# Start of Page

‘Can We Talk About Poetry?’

On January 18, 2017, in Latest News, by The Somerville Times


*

Guest columnist, Somerville Poet Ed Meek, chimes in with this review:

Poetry Matters
ISBN 978-0-9965026-3-413.95.
April 2017

By Ed Meek

Does poetry matter? Apparently some people don’t think so. Others do. The New York Times did a “Room for Debate” a couple of years ago asking this question of seven poets who each, in a couple of paragraphs, answer in the affirmative. There was an influential essay that appeared in The Atlantic Monthly way back in 1991 called “Can Poetry Matter?” In it, Dana Gioia discussed the way that poetry had, on the one hand, developed through burgeoning MFA programs and published books, but on the other hand, wasn’t really read by most of us. So this is a question that has been around for a while. Robert Pinsky made an attempt to confront this issue with the “Favorite Poem Project” when he was Poet Laureate of the U.S. He traveled around the country recording ordinary Americans reading and reciting their favorite poems. Although this seemed like a good idea to promote poetry, listening to ordinary Americans recite favorite poems was not exactly inspiring.

# End of Page
# Start of Recorded data

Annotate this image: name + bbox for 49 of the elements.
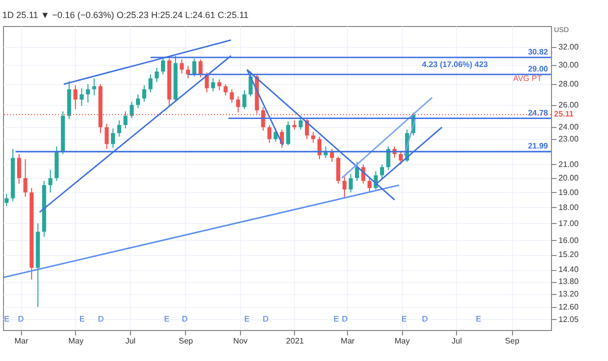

# End of Recorded data

Exercise brief:
Decide whether each statement below agrees with the poetry review above. Answer yes or no for each and quote the words from the review that settle it.
(a) The essay "Can Poetry Matter?" came out in The Atlantic Monthly in 1991.
(b) The New York Times put the question to ten poets.
(c) Robert Pinsky recorded ordinary Americans reading their favorite poems.

Answer to this problem:
(a) Yes: "There was an influential essay that appeared in The Atlantic Monthly way back in 1991 called “Can Poetry Matter?”"
(b) No: "asking this question of seven poets"
(c) Yes: "He traveled around the country recording ordinary Americans reading and reciting their favorite poems."